:: Record excerpts

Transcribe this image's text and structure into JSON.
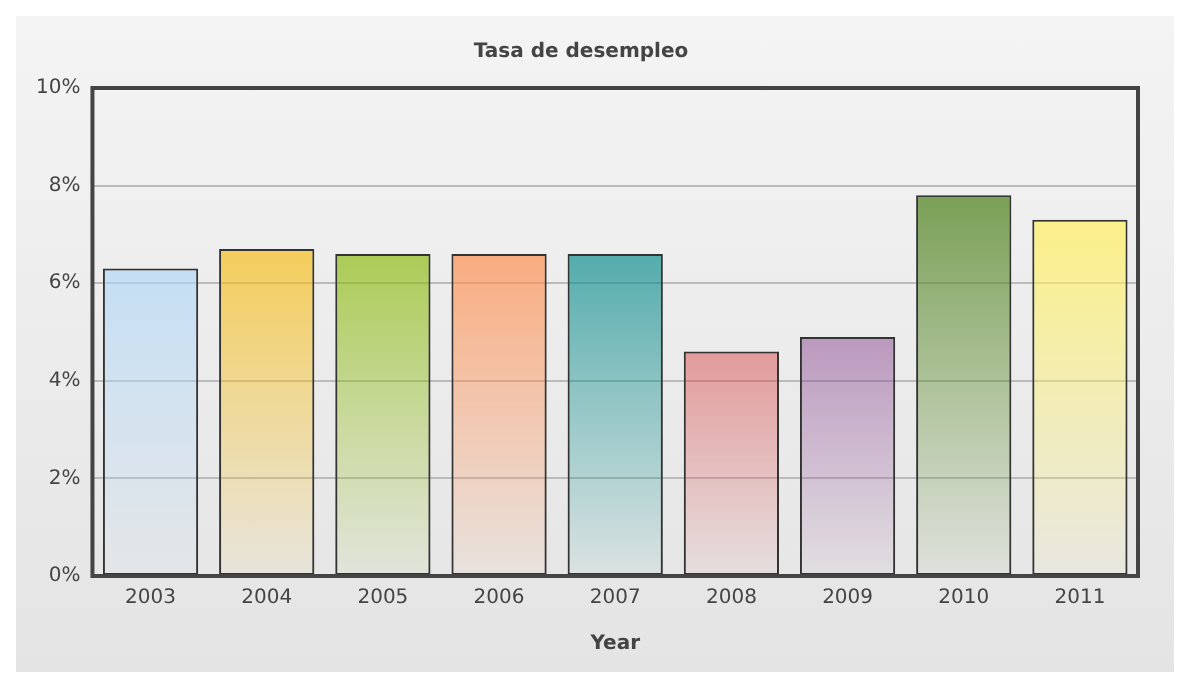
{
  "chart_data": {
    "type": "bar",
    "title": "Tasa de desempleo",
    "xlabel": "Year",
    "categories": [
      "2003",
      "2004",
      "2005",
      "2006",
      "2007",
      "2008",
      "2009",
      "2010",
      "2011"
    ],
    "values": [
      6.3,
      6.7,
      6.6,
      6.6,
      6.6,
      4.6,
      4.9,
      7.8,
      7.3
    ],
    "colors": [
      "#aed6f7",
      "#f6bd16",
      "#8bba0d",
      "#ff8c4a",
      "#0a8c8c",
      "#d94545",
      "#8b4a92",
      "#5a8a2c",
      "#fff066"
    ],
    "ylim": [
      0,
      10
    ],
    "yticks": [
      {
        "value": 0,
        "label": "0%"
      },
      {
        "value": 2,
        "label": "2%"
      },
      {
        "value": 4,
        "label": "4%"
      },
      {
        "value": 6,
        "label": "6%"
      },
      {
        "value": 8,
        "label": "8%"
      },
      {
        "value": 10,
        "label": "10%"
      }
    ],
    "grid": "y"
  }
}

::::

Stated problem
Return the material word for word. Pictures are not part of the copy.

Response for this exercise
Transcribe this image's text and structure into JSON.
{
  "chart_data": {
    "type": "bar",
    "title": "Tasa de desempleo",
    "xlabel": "Year",
    "categories": [
      "2003",
      "2004",
      "2005",
      "2006",
      "2007",
      "2008",
      "2009",
      "2010",
      "2011"
    ],
    "values": [
      6.3,
      6.7,
      6.6,
      6.6,
      6.6,
      4.6,
      4.9,
      7.8,
      7.3
    ],
    "colors": [
      "#aed6f7",
      "#f6bd16",
      "#8bba0d",
      "#ff8c4a",
      "#0a8c8c",
      "#d94545",
      "#8b4a92",
      "#5a8a2c",
      "#fff066"
    ],
    "ylim": [
      0,
      10
    ],
    "yticks": [
      {
        "value": 0,
        "label": "0%"
      },
      {
        "value": 2,
        "label": "2%"
      },
      {
        "value": 4,
        "label": "4%"
      },
      {
        "value": 6,
        "label": "6%"
      },
      {
        "value": 8,
        "label": "8%"
      },
      {
        "value": 10,
        "label": "10%"
      }
    ],
    "grid": "y"
  }
}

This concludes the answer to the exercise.